◆ Prompt:
Write out all the entries word for word, but skip any images.

>> Begin Provided data

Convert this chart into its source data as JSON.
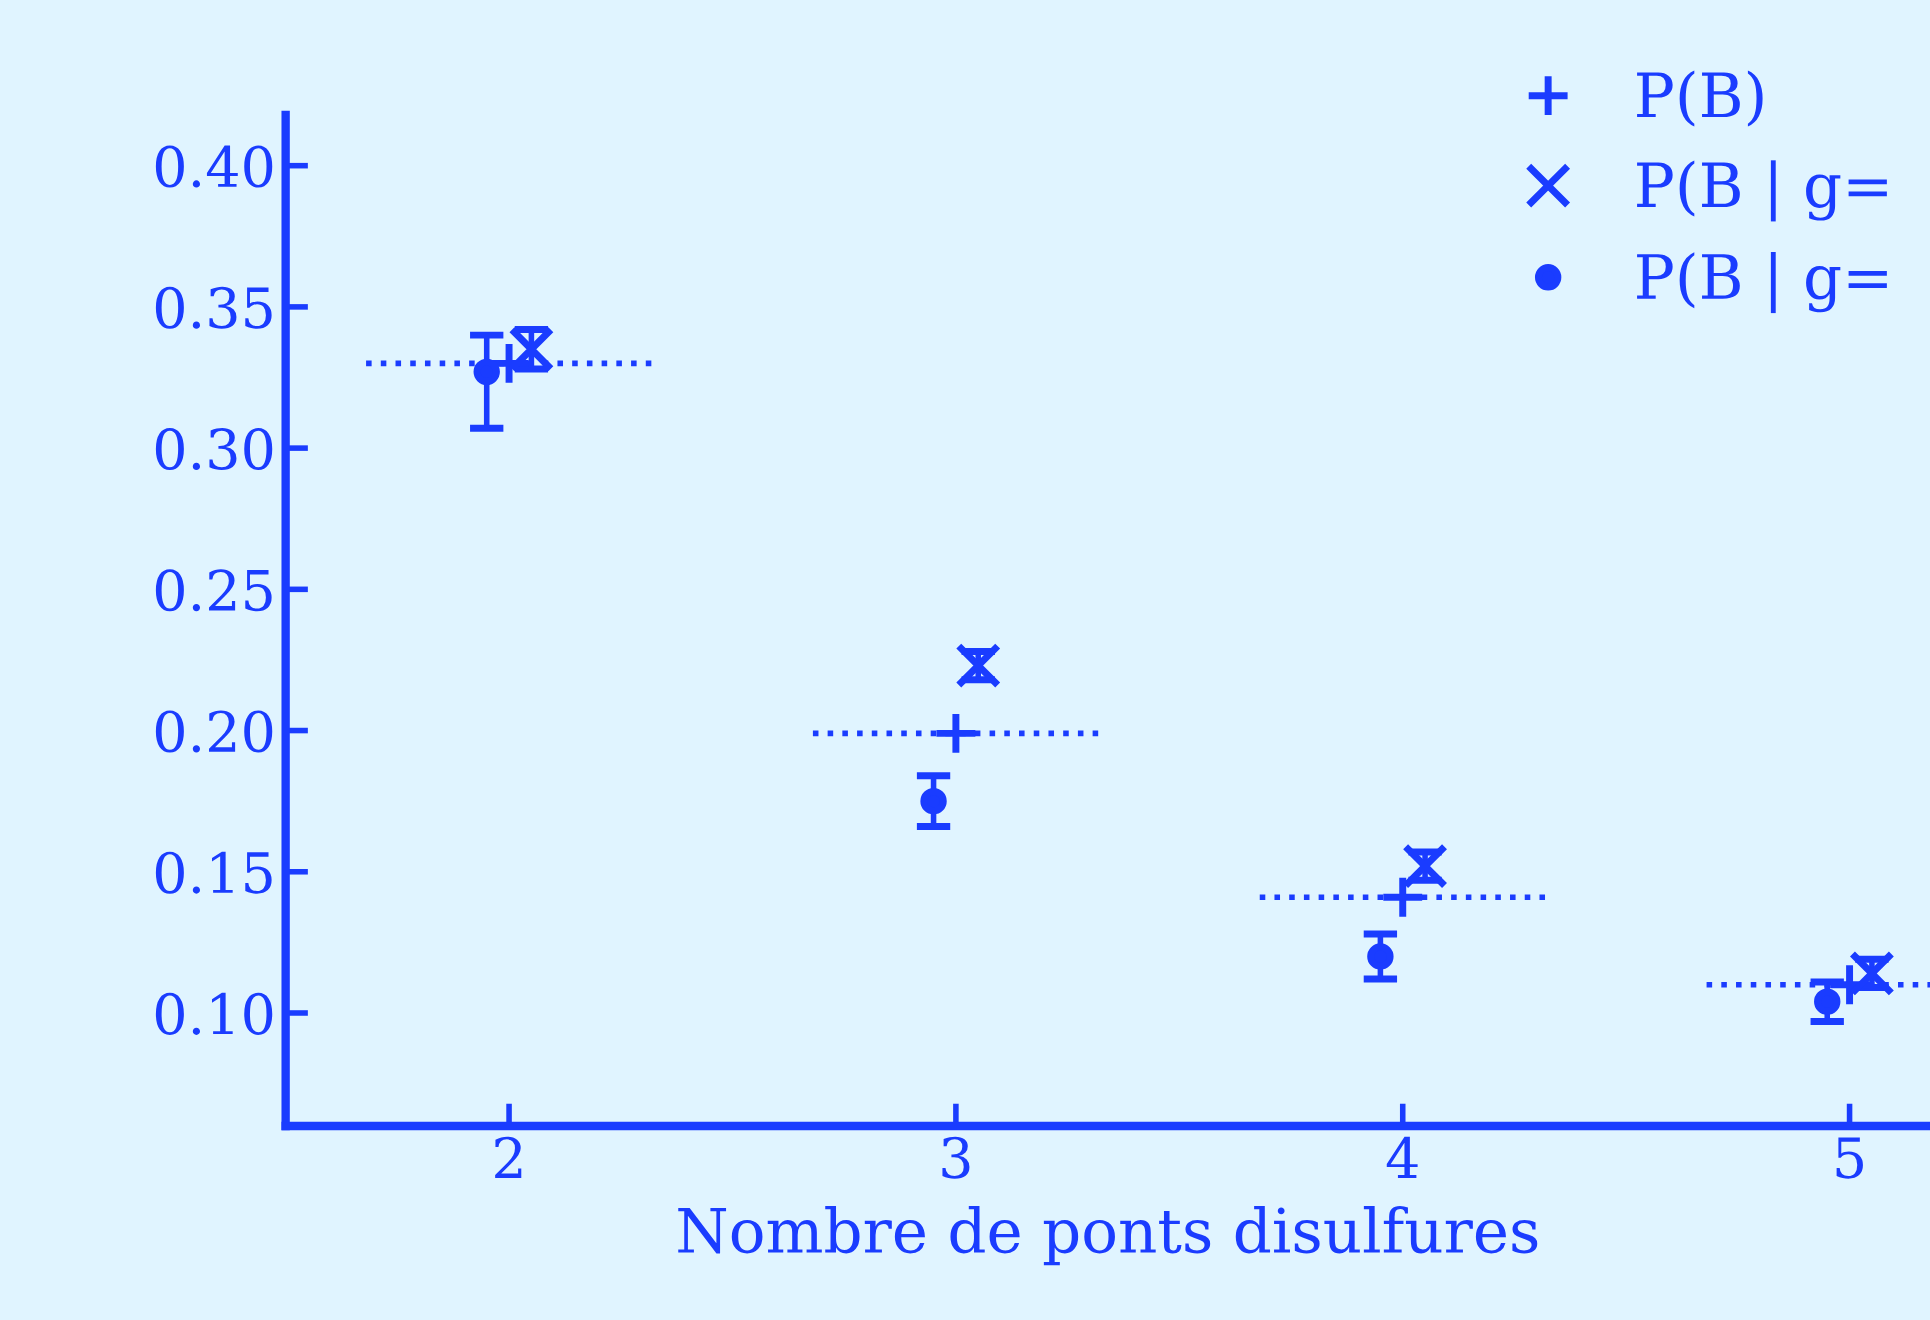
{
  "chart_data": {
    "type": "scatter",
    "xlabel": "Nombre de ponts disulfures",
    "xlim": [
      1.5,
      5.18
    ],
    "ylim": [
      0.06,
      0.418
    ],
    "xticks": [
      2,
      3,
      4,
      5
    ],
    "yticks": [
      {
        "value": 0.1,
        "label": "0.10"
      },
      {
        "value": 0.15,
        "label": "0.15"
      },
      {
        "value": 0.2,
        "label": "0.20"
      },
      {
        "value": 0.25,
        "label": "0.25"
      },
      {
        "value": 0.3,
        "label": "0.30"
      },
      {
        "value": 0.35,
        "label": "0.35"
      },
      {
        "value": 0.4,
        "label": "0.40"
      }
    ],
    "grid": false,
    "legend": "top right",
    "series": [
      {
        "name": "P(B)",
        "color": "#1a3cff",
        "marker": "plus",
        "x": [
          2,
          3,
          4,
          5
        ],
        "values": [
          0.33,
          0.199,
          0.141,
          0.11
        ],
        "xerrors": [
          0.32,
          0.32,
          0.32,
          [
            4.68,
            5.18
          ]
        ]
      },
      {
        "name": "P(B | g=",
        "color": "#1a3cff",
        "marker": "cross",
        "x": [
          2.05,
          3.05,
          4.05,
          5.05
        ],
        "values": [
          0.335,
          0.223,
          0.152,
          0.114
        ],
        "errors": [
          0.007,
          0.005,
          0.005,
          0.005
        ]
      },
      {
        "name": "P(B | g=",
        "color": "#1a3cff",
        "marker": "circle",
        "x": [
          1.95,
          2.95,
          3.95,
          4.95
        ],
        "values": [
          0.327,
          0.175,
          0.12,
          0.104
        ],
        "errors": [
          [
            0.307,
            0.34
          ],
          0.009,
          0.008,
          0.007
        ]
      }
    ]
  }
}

>> End Provided data

◆ Task response:
Convert this chart into its source data as JSON.
{
  "chart_data": {
    "type": "scatter",
    "xlabel": "Nombre de ponts disulfures",
    "xlim": [
      1.5,
      5.18
    ],
    "ylim": [
      0.06,
      0.418
    ],
    "xticks": [
      2,
      3,
      4,
      5
    ],
    "yticks": [
      {
        "value": 0.1,
        "label": "0.10"
      },
      {
        "value": 0.15,
        "label": "0.15"
      },
      {
        "value": 0.2,
        "label": "0.20"
      },
      {
        "value": 0.25,
        "label": "0.25"
      },
      {
        "value": 0.3,
        "label": "0.30"
      },
      {
        "value": 0.35,
        "label": "0.35"
      },
      {
        "value": 0.4,
        "label": "0.40"
      }
    ],
    "grid": false,
    "legend": "top right",
    "series": [
      {
        "name": "P(B)",
        "color": "#1a3cff",
        "marker": "plus",
        "x": [
          2,
          3,
          4,
          5
        ],
        "values": [
          0.33,
          0.199,
          0.141,
          0.11
        ],
        "xerrors": [
          0.32,
          0.32,
          0.32,
          [
            4.68,
            5.18
          ]
        ]
      },
      {
        "name": "P(B | g=",
        "color": "#1a3cff",
        "marker": "cross",
        "x": [
          2.05,
          3.05,
          4.05,
          5.05
        ],
        "values": [
          0.335,
          0.223,
          0.152,
          0.114
        ],
        "errors": [
          0.007,
          0.005,
          0.005,
          0.005
        ]
      },
      {
        "name": "P(B | g=",
        "color": "#1a3cff",
        "marker": "circle",
        "x": [
          1.95,
          2.95,
          3.95,
          4.95
        ],
        "values": [
          0.327,
          0.175,
          0.12,
          0.104
        ],
        "errors": [
          [
            0.307,
            0.34
          ],
          0.009,
          0.008,
          0.007
        ]
      }
    ]
  }
}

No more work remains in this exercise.